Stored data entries
++++++++

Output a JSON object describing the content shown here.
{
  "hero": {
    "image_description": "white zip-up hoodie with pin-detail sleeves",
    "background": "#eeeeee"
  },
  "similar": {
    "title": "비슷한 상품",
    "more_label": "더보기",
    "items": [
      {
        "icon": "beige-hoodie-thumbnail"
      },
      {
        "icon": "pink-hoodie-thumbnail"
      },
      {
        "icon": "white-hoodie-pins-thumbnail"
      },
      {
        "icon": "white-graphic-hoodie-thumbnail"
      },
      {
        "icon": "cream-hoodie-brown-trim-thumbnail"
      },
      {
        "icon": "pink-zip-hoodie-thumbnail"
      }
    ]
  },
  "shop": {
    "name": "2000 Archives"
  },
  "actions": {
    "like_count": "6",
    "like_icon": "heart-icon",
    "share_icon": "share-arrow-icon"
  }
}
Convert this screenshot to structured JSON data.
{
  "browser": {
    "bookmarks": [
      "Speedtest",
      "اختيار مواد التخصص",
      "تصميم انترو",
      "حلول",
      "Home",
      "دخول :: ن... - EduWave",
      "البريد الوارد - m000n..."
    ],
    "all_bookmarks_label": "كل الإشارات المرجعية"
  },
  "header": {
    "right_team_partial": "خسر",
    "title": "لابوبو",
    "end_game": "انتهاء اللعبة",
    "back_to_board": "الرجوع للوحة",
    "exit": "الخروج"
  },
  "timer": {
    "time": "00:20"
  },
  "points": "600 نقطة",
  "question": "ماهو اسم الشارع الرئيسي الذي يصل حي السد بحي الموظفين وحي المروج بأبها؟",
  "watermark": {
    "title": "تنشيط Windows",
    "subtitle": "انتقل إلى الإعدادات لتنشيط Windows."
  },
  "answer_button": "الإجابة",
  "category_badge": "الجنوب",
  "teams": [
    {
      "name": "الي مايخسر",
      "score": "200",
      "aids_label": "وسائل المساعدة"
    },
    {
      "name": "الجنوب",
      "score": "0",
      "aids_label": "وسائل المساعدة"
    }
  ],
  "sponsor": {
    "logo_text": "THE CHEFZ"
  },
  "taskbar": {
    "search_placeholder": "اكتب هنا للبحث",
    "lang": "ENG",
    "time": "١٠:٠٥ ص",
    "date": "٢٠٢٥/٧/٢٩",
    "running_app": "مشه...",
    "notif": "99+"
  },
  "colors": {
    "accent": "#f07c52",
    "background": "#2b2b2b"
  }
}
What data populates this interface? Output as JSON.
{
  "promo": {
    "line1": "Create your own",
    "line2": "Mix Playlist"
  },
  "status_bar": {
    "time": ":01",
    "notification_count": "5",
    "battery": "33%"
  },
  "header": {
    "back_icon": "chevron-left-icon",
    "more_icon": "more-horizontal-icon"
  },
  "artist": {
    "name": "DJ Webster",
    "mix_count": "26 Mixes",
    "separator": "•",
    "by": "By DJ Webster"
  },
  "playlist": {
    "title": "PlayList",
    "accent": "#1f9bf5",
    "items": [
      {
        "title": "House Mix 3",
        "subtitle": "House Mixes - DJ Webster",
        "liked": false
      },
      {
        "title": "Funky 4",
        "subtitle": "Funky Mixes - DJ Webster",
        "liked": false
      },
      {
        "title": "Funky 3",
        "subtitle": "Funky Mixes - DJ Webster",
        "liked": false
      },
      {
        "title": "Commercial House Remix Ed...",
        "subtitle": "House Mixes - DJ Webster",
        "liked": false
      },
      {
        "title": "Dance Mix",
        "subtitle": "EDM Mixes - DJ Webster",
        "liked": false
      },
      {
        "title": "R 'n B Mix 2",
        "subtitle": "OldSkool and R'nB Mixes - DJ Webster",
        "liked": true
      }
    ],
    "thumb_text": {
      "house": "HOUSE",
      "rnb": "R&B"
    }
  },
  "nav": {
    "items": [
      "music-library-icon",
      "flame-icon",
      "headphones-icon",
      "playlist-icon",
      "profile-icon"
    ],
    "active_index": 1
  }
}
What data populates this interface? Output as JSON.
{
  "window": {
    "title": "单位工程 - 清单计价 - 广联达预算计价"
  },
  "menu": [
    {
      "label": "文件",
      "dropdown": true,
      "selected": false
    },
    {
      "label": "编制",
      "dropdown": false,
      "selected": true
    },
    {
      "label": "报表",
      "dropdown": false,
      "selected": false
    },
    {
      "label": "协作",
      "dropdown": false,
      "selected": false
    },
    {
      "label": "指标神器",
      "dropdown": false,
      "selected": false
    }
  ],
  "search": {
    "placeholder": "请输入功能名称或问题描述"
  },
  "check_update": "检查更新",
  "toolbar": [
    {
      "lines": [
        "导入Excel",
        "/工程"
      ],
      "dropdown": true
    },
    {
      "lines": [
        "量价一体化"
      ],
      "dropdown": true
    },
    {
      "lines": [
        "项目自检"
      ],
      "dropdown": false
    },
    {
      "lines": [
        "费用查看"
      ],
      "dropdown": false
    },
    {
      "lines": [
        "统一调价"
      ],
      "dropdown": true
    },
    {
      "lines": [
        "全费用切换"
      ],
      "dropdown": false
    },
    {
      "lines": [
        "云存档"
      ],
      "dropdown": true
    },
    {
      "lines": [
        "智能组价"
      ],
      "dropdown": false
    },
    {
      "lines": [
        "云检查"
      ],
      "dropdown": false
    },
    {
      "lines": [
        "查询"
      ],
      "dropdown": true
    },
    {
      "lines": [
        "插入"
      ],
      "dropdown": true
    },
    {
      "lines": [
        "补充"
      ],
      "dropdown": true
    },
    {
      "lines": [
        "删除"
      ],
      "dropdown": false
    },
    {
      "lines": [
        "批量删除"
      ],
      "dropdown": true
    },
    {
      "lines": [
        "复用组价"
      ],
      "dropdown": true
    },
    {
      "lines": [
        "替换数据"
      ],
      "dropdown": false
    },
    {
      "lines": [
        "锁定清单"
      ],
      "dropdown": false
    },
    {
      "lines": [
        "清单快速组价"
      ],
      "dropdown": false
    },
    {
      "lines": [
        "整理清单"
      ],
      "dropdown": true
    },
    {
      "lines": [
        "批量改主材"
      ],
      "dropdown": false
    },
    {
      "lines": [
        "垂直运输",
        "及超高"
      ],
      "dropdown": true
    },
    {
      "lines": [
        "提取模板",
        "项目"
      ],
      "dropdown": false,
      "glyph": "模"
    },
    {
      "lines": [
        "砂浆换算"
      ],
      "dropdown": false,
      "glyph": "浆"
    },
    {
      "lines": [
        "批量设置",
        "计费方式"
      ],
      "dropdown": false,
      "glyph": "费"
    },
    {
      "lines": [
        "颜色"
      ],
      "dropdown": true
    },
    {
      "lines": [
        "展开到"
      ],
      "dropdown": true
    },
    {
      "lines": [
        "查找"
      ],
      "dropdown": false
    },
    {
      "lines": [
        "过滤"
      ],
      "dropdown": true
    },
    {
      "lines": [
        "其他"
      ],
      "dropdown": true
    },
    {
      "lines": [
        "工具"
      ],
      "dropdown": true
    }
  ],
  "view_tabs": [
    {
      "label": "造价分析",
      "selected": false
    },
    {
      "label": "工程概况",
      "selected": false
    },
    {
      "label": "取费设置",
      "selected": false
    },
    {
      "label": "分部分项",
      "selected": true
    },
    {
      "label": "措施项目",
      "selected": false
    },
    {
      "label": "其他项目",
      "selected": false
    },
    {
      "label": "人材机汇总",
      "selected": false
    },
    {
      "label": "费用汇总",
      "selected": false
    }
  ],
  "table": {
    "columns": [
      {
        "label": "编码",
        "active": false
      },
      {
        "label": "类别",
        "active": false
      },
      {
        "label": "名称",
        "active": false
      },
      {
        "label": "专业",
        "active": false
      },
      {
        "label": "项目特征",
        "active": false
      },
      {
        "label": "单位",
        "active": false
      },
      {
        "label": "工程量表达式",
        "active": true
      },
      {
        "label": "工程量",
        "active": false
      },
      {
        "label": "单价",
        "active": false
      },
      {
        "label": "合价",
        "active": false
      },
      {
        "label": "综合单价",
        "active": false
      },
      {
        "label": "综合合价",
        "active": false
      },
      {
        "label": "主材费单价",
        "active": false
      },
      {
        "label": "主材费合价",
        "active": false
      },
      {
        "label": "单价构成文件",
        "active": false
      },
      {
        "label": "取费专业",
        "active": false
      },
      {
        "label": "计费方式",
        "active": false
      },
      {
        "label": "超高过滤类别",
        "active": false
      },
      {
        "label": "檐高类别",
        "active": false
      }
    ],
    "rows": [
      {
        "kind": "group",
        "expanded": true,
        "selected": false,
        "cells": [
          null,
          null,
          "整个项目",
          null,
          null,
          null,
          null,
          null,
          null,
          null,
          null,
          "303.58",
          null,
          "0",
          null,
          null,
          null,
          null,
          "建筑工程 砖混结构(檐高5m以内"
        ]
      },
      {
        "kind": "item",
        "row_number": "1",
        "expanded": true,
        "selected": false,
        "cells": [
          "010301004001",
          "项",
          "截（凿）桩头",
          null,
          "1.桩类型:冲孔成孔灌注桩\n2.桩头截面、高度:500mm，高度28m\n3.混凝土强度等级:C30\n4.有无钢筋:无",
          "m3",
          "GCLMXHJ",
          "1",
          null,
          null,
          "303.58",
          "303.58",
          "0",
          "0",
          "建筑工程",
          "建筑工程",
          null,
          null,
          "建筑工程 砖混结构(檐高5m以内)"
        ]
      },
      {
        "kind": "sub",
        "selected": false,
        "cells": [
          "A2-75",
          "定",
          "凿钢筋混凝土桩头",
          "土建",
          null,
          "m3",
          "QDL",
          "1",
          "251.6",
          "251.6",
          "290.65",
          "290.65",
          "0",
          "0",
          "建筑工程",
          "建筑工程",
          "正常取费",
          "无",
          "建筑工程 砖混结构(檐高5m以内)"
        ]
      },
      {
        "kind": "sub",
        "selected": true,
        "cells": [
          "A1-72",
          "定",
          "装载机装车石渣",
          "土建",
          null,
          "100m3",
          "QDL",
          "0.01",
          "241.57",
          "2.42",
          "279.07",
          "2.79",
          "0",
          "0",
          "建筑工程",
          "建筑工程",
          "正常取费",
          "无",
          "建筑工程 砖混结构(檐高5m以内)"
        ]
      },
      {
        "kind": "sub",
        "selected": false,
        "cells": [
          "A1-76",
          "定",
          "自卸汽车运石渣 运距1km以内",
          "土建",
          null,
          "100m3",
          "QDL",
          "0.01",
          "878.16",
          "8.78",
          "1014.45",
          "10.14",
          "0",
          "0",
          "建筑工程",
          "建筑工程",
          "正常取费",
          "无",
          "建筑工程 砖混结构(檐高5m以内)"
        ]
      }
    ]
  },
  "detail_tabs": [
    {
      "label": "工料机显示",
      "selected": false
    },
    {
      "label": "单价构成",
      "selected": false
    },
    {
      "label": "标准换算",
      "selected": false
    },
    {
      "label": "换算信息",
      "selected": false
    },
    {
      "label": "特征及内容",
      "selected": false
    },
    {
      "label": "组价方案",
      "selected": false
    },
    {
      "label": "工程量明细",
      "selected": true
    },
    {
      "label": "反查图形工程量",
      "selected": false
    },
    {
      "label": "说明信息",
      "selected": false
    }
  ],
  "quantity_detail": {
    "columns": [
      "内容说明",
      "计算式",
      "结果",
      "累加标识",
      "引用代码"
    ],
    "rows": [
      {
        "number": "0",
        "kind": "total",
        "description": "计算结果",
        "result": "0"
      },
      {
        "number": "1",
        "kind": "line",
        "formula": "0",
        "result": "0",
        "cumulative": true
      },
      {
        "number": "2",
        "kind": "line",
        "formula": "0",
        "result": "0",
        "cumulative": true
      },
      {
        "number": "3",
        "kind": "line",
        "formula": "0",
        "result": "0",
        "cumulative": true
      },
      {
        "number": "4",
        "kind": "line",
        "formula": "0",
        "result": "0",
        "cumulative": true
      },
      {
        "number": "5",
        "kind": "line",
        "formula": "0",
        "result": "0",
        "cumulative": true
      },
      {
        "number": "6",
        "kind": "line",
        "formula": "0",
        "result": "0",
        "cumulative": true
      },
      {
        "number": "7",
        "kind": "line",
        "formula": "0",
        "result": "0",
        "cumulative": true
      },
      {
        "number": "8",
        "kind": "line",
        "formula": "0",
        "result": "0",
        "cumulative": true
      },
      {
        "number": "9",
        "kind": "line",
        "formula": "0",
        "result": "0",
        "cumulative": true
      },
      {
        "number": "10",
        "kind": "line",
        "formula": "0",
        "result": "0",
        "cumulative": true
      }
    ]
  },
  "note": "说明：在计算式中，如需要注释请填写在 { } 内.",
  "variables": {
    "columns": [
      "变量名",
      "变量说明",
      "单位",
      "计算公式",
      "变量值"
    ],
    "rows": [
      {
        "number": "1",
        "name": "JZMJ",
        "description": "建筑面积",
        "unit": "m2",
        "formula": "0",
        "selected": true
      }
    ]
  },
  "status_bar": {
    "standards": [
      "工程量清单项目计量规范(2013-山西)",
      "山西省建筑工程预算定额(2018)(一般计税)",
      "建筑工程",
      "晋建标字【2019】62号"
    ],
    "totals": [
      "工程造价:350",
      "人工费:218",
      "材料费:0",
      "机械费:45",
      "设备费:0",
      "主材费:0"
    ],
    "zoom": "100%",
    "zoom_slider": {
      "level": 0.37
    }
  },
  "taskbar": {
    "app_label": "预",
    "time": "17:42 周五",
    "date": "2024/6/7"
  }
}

++++++++

▸ Exercise instructions
Each line that holds the word "background" is to be copied.

▸ Output below
    "background": "#eeeeee"
    "background": "#2b2b2b"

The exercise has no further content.